═══ Records

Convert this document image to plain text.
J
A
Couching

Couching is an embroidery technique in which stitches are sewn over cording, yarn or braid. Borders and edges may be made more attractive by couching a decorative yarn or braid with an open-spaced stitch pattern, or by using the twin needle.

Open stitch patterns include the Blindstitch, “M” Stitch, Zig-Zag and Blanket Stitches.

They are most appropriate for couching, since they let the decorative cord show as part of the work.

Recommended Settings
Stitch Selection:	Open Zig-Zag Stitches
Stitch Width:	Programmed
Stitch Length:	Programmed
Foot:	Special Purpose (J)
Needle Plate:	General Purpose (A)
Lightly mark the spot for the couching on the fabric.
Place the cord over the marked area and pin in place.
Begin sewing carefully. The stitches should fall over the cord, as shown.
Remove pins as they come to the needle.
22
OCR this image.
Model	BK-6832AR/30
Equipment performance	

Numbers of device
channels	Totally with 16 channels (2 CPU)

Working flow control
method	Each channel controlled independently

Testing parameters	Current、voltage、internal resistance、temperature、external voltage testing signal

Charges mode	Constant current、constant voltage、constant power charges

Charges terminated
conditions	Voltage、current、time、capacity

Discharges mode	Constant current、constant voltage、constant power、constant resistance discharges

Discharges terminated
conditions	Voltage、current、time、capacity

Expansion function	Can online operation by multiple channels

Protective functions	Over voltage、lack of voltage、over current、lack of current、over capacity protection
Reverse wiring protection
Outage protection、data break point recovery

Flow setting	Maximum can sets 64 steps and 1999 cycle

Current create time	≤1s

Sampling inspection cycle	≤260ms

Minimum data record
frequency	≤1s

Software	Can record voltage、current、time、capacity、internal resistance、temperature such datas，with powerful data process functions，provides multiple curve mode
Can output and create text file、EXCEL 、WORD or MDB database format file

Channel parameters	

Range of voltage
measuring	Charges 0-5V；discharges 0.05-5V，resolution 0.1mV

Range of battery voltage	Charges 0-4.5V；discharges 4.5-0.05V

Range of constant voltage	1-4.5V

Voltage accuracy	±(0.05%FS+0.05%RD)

══════
═══ Records

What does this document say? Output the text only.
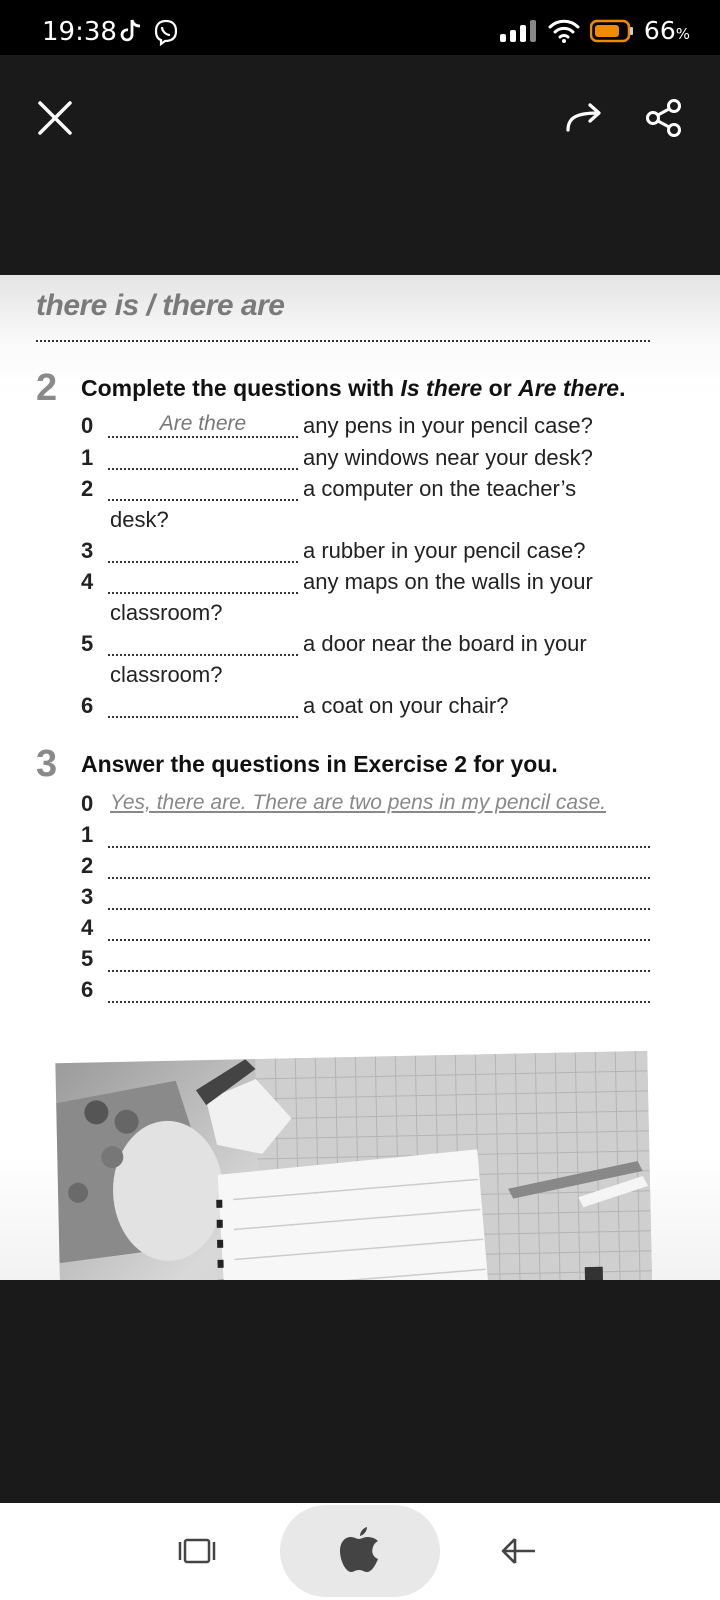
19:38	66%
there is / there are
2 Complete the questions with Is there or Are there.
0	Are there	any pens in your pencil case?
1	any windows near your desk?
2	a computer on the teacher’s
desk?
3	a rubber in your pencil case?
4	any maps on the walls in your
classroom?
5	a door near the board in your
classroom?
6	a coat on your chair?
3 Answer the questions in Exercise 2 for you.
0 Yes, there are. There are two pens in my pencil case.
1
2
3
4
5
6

══════

## [Problem]
In the listing above, find each line with the word "questions" and copy it.

## [Exercise result]
2 Complete the questions with Is there or Are there.
3 Answer the questions in Exercise 2 for you.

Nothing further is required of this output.